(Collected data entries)
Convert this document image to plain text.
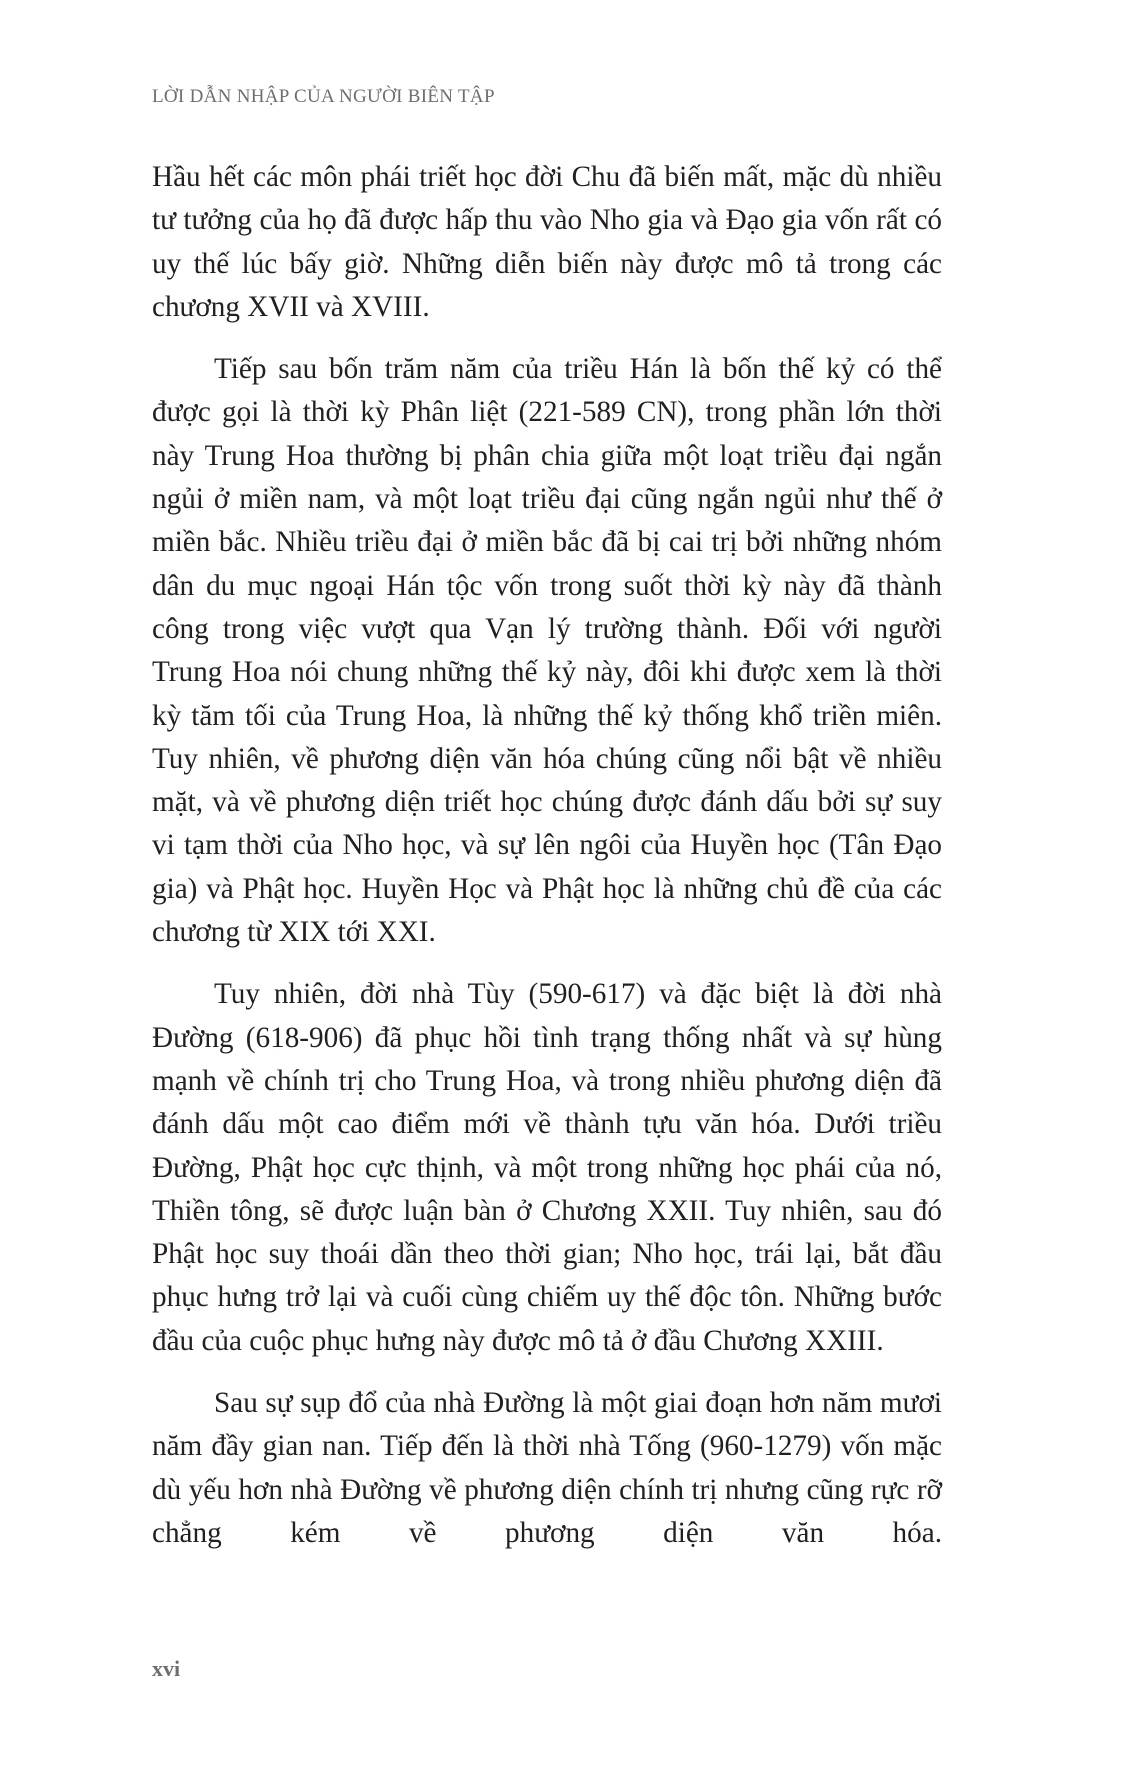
LỜI DẪN NHẬP CỦA NGƯỜI BIÊN TẬP

Hầu hết các môn phái triết học đời Chu đã biến mất, mặc dù nhiều tư tưởng của họ đã được hấp thu vào Nho gia và Đạo gia vốn rất có uy thế lúc bấy giờ. Những diễn biến này được mô tả trong các chương XVII và XVIII.

Tiếp sau bốn trăm năm của triều Hán là bốn thế kỷ có thể được gọi là thời kỳ Phân liệt (221-589 CN), trong phần lớn thời này Trung Hoa thường bị phân chia giữa một loạt triều đại ngắn ngủi ở miền nam, và một loạt triều đại cũng ngắn ngủi như thế ở miền bắc. Nhiều triều đại ở miền bắc đã bị cai trị bởi những nhóm dân du mục ngoại Hán tộc vốn trong suốt thời kỳ này đã thành công trong việc vượt qua Vạn lý trường thành. Đối với người Trung Hoa nói chung những thế kỷ này, đôi khi được xem là thời kỳ tăm tối của Trung Hoa, là những thế kỷ thống khổ triền miên. Tuy nhiên, về phương diện văn hóa chúng cũng nổi bật về nhiều mặt, và về phương diện triết học chúng được đánh dấu bởi sự suy vi tạm thời của Nho học, và sự lên ngôi của Huyền học (Tân Đạo gia) và Phật học. Huyền Học và Phật học là những chủ đề của các chương từ XIX tới XXI.

Tuy nhiên, đời nhà Tùy (590-617) và đặc biệt là đời nhà Đường (618-906) đã phục hồi tình trạng thống nhất và sự hùng mạnh về chính trị cho Trung Hoa, và trong nhiều phương diện đã đánh dấu một cao điểm mới về thành tựu văn hóa. Dưới triều Đường, Phật học cực thịnh, và một trong những học phái của nó, Thiền tông, sẽ được luận bàn ở Chương XXII. Tuy nhiên, sau đó Phật học suy thoái dần theo thời gian; Nho học, trái lại, bắt đầu phục hưng trở lại và cuối cùng chiếm uy thế độc tôn. Những bước đầu của cuộc phục hưng này được mô tả ở đầu Chương XXIII.

Sau sự sụp đổ của nhà Đường là một giai đoạn hơn năm mươi năm đầy gian nan. Tiếp đến là thời nhà Tống (960-1279) vốn mặc dù yếu hơn nhà Đường về phương diện chính trị nhưng cũng rực rỡ chẳng kém về phương diện văn hóa.

xvi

# What needs to be done
Transcribe the records above exactly as they appear, leaving out any pictures.

# Full answer
Convert this document image to plain text.
LỜI DẪN NHẬP CỦA NGƯỜI BIÊN TẬP

Hầu hết các môn phái triết học đời Chu đã biến mất, mặc dù nhiều tư tưởng của họ đã được hấp thu vào Nho gia và Đạo gia vốn rất có uy thế lúc bấy giờ. Những diễn biến này được mô tả trong các chương XVII và XVIII.

Tiếp sau bốn trăm năm của triều Hán là bốn thế kỷ có thể được gọi là thời kỳ Phân liệt (221-589 CN), trong phần lớn thời này Trung Hoa thường bị phân chia giữa một loạt triều đại ngắn ngủi ở miền nam, và một loạt triều đại cũng ngắn ngủi như thế ở miền bắc. Nhiều triều đại ở miền bắc đã bị cai trị bởi những nhóm dân du mục ngoại Hán tộc vốn trong suốt thời kỳ này đã thành công trong việc vượt qua Vạn lý trường thành. Đối với người Trung Hoa nói chung những thế kỷ này, đôi khi được xem là thời kỳ tăm tối của Trung Hoa, là những thế kỷ thống khổ triền miên. Tuy nhiên, về phương diện văn hóa chúng cũng nổi bật về nhiều mặt, và về phương diện triết học chúng được đánh dấu bởi sự suy vi tạm thời của Nho học, và sự lên ngôi của Huyền học (Tân Đạo gia) và Phật học. Huyền Học và Phật học là những chủ đề của các chương từ XIX tới XXI.

Tuy nhiên, đời nhà Tùy (590-617) và đặc biệt là đời nhà Đường (618-906) đã phục hồi tình trạng thống nhất và sự hùng mạnh về chính trị cho Trung Hoa, và trong nhiều phương diện đã đánh dấu một cao điểm mới về thành tựu văn hóa. Dưới triều Đường, Phật học cực thịnh, và một trong những học phái của nó, Thiền tông, sẽ được luận bàn ở Chương XXII. Tuy nhiên, sau đó Phật học suy thoái dần theo thời gian; Nho học, trái lại, bắt đầu phục hưng trở lại và cuối cùng chiếm uy thế độc tôn. Những bước đầu của cuộc phục hưng này được mô tả ở đầu Chương XXIII.

Sau sự sụp đổ của nhà Đường là một giai đoạn hơn năm mươi năm đầy gian nan. Tiếp đến là thời nhà Tống (960-1279) vốn mặc dù yếu hơn nhà Đường về phương diện chính trị nhưng cũng rực rỡ chẳng kém về phương diện văn hóa.

xvi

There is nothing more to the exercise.